_WHAT THIS TASK INVOLVES_.
From the data that follows, report how many lines hold the string "subtitle", giving only the number.

Records from a collection of figures

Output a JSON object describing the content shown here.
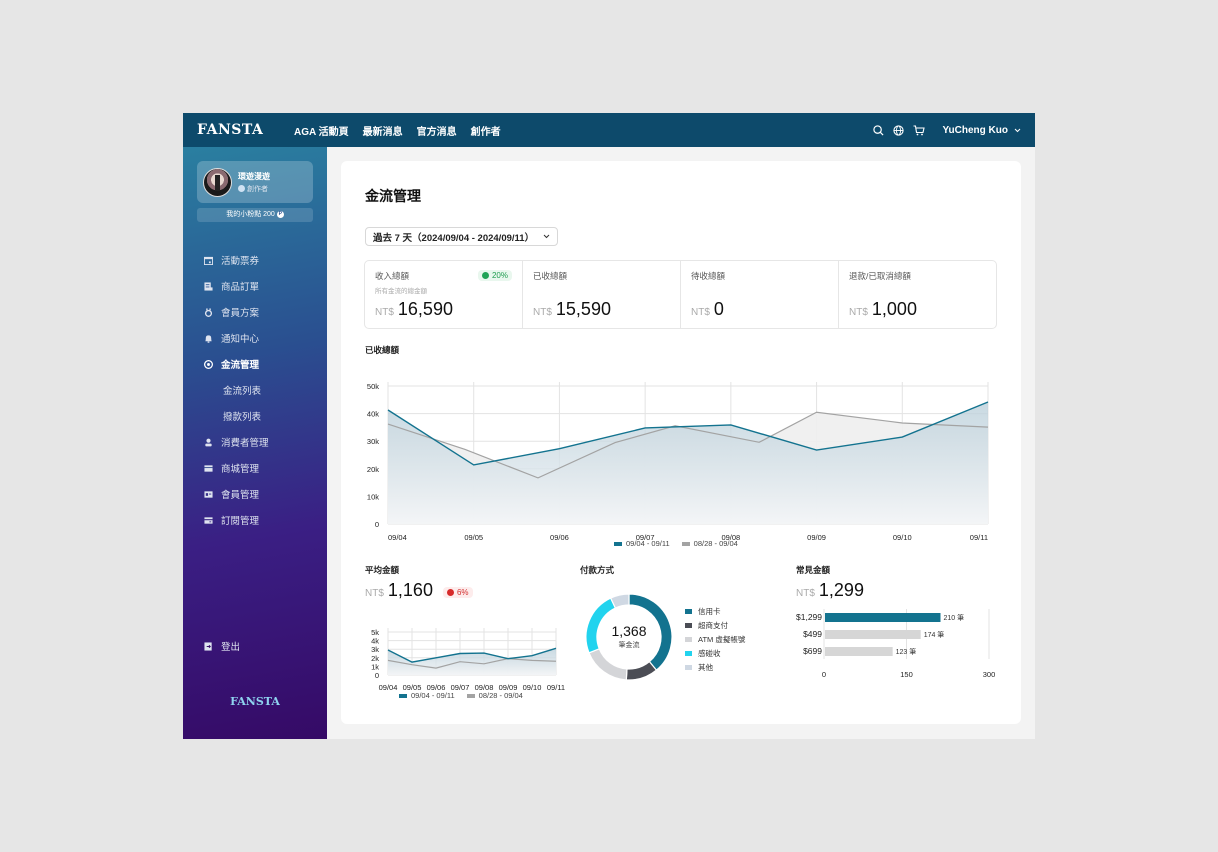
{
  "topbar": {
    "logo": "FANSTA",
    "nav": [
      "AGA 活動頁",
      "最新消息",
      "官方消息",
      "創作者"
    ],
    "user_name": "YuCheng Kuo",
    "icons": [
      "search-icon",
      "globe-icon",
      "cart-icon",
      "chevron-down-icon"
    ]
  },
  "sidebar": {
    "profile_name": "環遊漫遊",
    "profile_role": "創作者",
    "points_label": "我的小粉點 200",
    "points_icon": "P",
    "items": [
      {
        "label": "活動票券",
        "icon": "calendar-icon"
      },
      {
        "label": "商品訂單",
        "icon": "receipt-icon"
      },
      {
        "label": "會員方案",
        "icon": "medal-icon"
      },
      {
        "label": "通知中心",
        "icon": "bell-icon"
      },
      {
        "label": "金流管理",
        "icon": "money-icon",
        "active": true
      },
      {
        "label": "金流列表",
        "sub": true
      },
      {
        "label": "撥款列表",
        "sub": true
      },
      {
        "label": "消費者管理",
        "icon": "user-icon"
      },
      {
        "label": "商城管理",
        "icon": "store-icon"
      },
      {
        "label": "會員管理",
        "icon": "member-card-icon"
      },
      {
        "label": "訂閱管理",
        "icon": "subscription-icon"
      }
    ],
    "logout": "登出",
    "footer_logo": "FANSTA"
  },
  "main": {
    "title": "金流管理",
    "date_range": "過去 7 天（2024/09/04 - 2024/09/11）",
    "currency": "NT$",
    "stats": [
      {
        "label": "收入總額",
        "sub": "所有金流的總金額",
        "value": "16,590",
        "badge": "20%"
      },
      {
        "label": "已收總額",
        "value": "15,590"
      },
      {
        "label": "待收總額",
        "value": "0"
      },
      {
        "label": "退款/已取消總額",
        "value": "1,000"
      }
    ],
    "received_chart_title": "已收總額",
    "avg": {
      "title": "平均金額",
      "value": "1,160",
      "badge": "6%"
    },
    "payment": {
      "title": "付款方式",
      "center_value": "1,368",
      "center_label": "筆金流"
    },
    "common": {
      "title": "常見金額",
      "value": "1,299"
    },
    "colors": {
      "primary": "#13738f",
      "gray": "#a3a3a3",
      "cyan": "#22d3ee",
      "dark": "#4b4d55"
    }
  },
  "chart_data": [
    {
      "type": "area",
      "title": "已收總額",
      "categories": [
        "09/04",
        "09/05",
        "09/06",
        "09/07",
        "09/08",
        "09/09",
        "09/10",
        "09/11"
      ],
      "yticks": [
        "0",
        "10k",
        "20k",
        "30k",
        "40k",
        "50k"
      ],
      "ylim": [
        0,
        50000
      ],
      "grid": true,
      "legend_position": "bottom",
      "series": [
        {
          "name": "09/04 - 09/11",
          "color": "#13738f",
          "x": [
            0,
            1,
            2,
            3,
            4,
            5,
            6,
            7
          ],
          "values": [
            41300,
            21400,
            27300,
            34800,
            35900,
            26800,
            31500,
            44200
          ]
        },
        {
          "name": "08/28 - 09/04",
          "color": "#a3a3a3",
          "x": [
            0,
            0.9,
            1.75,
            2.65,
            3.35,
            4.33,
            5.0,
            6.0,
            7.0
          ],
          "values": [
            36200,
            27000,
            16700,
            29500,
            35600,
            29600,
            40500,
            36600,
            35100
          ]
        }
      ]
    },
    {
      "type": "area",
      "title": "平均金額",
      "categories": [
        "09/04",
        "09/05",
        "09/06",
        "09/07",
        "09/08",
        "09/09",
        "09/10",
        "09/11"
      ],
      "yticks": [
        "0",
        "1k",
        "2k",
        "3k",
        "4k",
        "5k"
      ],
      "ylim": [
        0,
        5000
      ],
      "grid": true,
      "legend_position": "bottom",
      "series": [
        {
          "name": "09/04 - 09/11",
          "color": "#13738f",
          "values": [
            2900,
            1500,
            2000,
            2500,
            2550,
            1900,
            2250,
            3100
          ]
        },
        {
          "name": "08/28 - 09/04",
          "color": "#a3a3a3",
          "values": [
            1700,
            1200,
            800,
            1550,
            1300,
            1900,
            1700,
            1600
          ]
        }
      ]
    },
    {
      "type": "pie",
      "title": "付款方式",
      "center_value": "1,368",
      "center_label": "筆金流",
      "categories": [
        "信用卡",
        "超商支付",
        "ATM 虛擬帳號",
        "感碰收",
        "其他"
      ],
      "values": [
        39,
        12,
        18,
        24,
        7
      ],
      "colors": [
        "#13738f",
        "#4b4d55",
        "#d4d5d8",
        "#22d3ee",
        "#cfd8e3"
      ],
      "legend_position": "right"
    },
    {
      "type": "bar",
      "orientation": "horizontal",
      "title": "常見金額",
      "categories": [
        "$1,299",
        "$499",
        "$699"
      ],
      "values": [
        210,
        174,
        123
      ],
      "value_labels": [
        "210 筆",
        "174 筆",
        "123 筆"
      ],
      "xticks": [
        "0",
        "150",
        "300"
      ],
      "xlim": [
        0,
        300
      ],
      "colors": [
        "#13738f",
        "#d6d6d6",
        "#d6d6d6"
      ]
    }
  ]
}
---
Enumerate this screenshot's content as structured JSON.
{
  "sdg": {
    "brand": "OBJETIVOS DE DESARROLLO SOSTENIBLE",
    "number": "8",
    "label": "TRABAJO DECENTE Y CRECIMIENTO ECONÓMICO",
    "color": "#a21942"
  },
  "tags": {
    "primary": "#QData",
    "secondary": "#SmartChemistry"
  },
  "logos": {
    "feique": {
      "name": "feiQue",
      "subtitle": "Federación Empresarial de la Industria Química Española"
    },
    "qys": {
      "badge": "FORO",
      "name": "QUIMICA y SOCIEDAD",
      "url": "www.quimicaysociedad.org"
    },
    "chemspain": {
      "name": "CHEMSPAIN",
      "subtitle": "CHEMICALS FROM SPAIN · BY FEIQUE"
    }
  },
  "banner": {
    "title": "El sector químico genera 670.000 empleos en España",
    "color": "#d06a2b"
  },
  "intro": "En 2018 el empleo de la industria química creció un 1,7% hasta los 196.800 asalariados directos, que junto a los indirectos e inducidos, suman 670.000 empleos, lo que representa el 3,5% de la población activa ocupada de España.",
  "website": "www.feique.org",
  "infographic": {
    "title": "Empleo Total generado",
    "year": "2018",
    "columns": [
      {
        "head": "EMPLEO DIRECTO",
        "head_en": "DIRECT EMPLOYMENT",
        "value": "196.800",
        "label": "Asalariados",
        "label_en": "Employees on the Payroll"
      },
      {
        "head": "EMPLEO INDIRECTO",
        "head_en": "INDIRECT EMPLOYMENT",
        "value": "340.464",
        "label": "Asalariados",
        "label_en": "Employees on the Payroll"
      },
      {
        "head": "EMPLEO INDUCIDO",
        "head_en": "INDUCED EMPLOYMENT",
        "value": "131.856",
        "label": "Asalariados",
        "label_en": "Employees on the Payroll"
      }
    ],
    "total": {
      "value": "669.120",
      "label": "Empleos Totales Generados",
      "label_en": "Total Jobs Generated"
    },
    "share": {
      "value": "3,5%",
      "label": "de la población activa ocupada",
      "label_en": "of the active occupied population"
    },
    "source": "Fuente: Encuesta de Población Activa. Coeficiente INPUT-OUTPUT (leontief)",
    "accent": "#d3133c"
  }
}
* * *
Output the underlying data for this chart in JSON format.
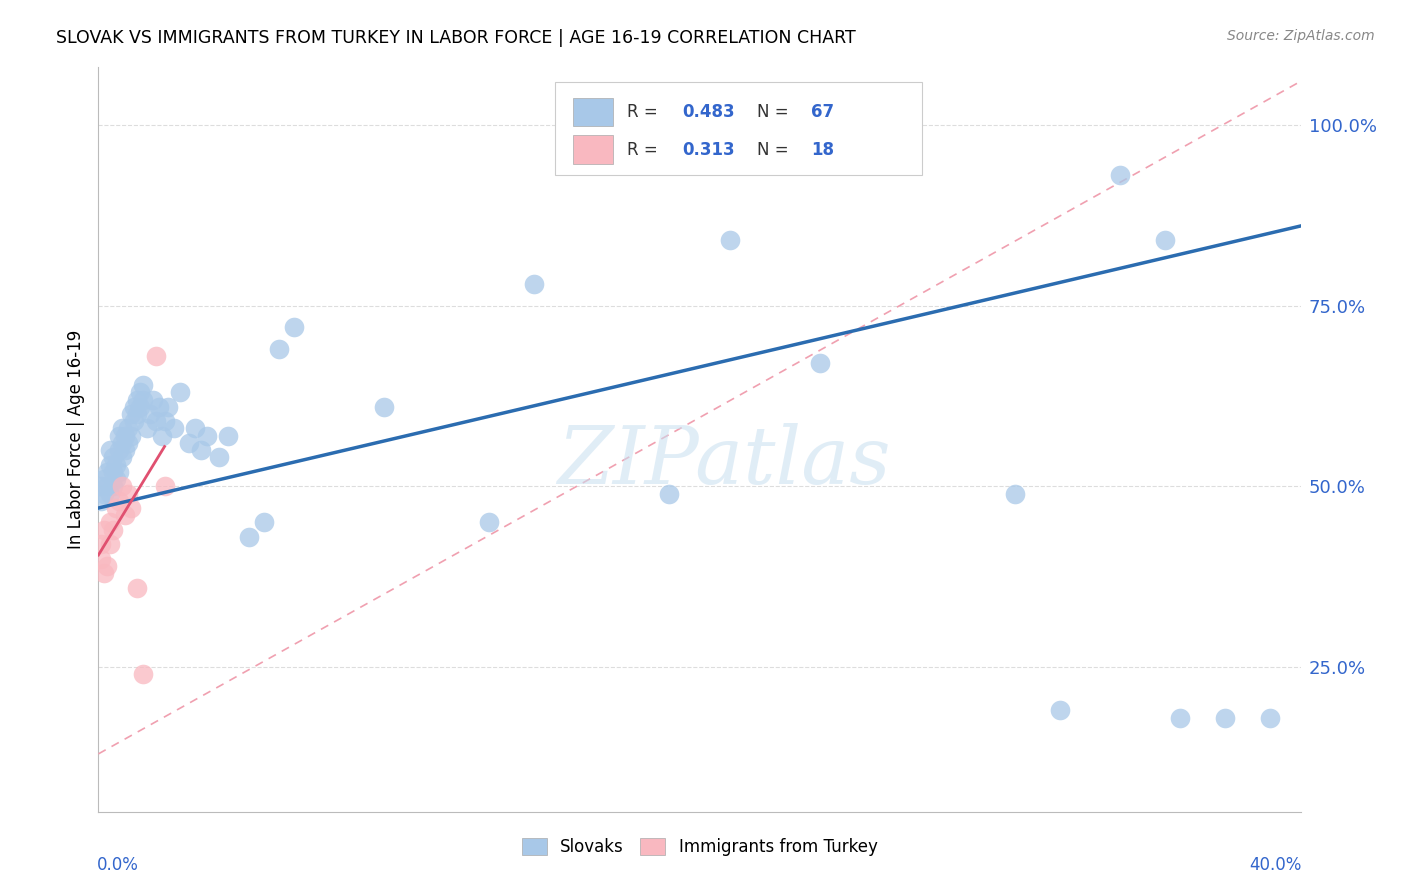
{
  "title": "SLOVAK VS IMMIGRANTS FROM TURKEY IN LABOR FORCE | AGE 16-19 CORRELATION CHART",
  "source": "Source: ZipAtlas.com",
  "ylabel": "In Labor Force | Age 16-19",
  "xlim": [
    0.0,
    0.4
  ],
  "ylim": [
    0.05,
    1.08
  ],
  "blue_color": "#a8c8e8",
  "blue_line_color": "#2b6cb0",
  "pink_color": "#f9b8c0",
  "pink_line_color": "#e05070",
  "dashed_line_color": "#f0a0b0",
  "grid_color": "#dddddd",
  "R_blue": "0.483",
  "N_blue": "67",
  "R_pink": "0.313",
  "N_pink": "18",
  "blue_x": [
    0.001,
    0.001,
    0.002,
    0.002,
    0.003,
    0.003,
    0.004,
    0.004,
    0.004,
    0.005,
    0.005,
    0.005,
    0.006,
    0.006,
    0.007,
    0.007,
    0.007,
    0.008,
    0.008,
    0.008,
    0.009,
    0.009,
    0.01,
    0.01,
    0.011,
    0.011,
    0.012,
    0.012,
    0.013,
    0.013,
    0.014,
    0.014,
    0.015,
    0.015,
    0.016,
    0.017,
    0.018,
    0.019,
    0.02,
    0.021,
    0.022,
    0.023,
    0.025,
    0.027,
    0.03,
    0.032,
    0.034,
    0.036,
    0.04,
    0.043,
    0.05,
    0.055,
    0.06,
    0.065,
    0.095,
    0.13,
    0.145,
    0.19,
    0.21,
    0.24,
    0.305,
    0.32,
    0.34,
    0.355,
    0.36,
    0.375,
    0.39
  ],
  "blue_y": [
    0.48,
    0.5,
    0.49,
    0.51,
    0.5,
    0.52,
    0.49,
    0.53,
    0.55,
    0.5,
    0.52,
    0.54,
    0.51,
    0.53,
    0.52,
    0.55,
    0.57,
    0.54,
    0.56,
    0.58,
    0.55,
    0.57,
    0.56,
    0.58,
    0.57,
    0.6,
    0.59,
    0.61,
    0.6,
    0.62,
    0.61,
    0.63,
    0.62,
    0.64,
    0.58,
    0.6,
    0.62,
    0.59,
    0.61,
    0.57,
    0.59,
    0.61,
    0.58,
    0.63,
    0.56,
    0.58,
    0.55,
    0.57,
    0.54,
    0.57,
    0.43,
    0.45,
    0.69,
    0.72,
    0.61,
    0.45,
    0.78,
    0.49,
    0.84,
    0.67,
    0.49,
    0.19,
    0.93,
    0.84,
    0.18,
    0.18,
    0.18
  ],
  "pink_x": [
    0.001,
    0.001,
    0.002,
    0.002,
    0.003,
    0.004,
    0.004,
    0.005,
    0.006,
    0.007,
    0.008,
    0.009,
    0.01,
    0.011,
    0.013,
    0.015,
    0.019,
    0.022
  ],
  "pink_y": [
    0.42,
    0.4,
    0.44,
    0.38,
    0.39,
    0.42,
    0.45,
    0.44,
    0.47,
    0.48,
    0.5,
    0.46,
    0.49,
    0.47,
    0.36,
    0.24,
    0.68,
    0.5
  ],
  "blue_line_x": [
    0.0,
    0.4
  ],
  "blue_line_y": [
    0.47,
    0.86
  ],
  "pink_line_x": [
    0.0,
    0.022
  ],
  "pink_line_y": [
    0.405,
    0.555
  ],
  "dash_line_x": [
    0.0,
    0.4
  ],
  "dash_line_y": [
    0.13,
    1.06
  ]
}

_FINAL ANSWER_.
2